**Your task:** Extract all lines that hold "régional" from the records below.

== Input records

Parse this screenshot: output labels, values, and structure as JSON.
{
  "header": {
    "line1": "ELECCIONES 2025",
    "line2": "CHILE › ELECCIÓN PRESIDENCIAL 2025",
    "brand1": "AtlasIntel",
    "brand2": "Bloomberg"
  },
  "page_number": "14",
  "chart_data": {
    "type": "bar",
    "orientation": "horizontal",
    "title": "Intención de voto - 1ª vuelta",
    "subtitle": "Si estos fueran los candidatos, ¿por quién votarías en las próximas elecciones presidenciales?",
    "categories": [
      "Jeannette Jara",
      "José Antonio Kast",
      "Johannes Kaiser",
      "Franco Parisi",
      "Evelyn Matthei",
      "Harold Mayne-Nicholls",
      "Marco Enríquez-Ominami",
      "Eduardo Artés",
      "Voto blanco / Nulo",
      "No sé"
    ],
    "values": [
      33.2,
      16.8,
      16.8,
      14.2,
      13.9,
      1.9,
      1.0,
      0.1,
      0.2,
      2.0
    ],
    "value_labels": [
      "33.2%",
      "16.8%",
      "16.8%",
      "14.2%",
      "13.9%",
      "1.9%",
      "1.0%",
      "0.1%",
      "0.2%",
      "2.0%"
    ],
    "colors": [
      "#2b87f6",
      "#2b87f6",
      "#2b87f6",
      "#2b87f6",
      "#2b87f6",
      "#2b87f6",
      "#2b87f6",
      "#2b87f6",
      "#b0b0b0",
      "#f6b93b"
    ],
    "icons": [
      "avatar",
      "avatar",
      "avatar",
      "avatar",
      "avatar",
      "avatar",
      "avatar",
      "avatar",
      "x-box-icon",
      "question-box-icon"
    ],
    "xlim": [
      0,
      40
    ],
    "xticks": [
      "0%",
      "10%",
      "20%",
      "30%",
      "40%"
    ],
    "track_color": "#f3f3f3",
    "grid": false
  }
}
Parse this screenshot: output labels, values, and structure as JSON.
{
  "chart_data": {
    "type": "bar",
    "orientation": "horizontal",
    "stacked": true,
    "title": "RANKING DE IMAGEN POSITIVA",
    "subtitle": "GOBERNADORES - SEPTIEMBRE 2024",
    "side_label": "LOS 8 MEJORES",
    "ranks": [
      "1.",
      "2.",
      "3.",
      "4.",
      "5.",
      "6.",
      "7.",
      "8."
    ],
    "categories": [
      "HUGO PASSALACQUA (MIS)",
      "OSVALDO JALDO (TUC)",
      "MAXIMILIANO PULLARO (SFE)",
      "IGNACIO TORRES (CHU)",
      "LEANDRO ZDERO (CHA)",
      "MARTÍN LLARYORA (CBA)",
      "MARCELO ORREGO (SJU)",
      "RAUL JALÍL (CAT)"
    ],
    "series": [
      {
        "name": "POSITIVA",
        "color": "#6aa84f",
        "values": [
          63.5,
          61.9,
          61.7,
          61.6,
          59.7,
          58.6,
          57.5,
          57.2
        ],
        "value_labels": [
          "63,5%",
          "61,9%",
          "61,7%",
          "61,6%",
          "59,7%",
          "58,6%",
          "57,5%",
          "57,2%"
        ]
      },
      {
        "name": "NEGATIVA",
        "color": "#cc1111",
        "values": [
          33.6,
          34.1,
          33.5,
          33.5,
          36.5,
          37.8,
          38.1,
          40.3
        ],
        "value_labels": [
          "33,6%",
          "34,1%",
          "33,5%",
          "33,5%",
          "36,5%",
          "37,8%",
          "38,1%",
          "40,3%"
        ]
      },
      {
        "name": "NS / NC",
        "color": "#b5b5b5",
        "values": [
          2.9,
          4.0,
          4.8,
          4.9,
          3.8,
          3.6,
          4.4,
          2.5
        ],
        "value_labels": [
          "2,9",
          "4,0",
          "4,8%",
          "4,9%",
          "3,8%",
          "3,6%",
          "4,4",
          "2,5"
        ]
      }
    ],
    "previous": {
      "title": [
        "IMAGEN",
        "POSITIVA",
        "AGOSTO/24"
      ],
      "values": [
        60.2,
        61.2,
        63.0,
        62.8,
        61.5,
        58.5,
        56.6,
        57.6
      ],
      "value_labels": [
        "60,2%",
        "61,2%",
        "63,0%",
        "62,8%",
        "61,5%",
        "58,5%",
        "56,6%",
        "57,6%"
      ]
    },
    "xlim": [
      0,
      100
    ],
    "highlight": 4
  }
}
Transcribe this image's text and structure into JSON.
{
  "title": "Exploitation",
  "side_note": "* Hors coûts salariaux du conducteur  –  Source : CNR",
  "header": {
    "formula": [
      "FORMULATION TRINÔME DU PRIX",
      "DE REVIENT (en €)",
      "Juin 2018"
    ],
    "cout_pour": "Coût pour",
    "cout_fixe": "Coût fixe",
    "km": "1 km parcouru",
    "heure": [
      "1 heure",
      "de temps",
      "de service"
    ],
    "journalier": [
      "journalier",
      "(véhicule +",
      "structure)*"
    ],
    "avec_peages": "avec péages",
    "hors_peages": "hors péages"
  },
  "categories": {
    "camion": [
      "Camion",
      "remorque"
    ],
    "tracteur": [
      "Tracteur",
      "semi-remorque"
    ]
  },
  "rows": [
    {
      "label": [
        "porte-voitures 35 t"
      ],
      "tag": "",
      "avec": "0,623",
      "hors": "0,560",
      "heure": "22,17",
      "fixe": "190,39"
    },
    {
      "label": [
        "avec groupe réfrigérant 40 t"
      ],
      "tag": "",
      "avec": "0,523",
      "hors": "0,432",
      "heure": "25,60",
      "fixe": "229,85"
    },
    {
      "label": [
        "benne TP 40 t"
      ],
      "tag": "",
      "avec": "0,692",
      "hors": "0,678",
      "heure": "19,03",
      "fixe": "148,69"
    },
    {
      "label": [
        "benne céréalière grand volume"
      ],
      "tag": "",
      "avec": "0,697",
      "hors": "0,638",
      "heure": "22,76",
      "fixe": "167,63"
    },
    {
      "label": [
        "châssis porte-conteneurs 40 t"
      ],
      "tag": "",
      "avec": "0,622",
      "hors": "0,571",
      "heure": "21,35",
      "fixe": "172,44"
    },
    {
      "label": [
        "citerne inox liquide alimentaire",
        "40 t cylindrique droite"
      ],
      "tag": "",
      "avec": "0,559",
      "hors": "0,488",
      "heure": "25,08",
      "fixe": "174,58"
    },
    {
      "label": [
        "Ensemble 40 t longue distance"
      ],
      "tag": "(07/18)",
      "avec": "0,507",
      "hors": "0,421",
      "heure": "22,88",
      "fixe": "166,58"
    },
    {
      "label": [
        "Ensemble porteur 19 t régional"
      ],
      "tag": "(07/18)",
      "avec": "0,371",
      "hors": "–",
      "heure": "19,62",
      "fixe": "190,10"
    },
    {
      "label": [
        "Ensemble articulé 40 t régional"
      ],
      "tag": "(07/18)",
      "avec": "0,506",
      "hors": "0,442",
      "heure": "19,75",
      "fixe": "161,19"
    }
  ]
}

====

**Solution to the exercise:**
        "Ensemble porteur 19 t régional"
        "Ensemble articulé 40 t régional"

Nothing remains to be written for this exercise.